Go through the material below and copy all lines with "color".

======== TASK INPUT ========

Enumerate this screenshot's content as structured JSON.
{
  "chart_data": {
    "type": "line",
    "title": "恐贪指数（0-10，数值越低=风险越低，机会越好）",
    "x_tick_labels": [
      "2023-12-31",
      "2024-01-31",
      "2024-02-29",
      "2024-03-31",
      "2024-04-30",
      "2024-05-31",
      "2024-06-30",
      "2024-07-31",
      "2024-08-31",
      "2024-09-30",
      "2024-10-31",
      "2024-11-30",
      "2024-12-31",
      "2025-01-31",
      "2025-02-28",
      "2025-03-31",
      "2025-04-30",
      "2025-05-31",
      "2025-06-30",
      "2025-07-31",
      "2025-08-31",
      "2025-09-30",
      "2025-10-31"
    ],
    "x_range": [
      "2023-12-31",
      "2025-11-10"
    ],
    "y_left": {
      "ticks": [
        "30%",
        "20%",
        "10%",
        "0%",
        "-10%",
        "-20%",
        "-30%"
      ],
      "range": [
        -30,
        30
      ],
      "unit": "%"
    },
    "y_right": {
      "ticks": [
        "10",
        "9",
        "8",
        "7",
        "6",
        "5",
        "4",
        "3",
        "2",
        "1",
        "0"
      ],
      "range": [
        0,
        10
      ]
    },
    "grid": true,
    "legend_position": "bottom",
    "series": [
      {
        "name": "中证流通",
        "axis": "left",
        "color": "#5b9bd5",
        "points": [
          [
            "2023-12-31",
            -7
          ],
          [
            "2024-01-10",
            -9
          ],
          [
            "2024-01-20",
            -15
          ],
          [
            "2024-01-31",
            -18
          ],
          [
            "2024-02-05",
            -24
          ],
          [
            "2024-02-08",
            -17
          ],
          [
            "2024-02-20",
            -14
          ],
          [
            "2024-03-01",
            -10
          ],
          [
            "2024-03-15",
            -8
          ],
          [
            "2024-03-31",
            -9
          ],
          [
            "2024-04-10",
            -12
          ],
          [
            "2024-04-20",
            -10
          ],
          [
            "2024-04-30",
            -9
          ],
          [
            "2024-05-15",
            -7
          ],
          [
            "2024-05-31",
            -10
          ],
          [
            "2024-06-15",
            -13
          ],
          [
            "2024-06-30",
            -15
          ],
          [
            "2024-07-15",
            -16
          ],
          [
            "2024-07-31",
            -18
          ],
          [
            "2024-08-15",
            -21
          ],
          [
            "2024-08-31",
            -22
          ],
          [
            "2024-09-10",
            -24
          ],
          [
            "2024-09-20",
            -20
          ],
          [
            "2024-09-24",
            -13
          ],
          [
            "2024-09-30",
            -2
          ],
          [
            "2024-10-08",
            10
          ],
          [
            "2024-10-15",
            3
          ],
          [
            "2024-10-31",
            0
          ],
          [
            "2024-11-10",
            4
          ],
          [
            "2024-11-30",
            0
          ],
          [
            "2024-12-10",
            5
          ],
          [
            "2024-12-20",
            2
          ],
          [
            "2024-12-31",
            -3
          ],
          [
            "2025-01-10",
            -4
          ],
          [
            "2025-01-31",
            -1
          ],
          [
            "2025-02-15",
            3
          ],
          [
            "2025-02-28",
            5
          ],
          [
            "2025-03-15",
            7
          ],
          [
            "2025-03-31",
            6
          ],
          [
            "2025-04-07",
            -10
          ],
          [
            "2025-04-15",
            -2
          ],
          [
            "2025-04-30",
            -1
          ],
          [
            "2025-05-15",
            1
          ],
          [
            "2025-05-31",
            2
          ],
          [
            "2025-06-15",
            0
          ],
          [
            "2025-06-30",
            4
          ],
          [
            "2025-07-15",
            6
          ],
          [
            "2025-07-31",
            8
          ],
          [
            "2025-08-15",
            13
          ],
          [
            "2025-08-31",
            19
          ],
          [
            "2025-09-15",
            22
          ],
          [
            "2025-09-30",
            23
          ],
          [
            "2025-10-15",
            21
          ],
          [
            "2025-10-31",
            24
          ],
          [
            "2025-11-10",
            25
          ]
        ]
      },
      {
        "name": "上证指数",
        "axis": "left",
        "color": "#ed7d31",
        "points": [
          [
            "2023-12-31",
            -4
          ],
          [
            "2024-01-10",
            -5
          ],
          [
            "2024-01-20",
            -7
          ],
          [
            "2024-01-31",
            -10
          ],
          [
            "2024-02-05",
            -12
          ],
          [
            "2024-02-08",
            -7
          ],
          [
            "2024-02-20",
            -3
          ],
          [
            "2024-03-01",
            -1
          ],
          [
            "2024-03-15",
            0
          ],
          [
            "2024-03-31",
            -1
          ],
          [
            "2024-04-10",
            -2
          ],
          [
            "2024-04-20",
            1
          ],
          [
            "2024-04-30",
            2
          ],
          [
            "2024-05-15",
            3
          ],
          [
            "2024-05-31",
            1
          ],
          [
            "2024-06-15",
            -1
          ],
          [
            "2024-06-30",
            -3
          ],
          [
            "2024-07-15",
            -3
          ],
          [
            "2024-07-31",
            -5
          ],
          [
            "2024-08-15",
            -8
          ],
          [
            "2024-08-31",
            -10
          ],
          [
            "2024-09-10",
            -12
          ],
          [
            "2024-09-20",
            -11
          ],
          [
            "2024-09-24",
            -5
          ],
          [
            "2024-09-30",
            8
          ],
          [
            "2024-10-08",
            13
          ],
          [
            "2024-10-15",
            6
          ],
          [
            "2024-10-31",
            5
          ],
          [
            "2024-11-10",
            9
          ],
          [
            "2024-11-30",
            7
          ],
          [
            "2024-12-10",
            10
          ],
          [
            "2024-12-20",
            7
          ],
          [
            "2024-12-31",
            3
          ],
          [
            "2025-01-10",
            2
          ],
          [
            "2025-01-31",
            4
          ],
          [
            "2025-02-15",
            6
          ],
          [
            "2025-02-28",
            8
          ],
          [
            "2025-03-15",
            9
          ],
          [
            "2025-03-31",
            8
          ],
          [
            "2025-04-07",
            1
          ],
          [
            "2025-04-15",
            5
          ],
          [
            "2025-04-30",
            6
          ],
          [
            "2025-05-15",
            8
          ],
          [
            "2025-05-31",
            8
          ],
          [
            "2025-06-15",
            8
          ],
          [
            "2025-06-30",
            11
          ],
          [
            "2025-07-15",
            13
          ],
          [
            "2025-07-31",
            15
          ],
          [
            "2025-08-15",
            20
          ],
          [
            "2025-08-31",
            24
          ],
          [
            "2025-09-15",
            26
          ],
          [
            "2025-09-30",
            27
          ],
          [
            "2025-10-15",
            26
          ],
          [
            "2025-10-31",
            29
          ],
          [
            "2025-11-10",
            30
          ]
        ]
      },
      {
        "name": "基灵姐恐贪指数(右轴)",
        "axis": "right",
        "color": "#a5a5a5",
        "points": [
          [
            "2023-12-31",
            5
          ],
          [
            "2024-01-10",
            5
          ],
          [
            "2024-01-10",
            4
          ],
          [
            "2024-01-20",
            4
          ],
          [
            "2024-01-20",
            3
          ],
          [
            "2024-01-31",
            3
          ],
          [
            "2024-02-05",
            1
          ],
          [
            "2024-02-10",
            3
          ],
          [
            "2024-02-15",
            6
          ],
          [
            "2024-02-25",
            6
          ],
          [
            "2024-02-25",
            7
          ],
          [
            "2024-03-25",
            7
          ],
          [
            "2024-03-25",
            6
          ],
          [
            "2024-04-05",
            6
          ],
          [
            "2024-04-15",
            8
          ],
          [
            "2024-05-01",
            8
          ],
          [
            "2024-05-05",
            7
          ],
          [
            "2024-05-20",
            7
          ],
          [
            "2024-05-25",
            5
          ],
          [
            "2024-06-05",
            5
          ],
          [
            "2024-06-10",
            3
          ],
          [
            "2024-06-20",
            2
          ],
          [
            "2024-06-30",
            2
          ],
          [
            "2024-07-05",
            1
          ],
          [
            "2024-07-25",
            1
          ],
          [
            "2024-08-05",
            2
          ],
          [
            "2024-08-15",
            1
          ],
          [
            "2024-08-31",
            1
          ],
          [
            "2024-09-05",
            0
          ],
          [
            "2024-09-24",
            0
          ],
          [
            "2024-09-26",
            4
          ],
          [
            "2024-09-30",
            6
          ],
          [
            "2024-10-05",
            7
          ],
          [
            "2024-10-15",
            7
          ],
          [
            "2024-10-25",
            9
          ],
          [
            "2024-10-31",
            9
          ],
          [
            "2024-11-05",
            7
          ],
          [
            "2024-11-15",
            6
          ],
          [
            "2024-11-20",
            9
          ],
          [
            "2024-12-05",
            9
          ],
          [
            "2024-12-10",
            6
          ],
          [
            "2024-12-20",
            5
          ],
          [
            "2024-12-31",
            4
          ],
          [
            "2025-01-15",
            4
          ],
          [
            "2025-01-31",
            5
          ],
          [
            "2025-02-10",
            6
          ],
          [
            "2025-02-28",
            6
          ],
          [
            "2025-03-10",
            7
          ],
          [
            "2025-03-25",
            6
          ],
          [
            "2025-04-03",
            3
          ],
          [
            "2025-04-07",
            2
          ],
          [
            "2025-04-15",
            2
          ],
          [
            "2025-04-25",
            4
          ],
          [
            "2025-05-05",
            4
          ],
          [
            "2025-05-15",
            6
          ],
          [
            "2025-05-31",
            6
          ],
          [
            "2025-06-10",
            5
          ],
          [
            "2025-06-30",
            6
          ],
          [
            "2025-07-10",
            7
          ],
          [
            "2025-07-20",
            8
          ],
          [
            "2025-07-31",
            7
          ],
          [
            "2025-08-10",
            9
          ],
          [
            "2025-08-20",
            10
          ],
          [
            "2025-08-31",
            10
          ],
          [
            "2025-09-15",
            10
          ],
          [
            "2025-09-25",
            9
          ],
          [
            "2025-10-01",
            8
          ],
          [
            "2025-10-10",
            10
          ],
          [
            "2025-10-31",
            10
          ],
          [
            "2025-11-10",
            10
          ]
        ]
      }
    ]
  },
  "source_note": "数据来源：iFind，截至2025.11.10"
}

========

- EXPECTED OUTPUT
        "color": "#5b9bd5",
        "color": "#ed7d31",
        "color": "#a5a5a5",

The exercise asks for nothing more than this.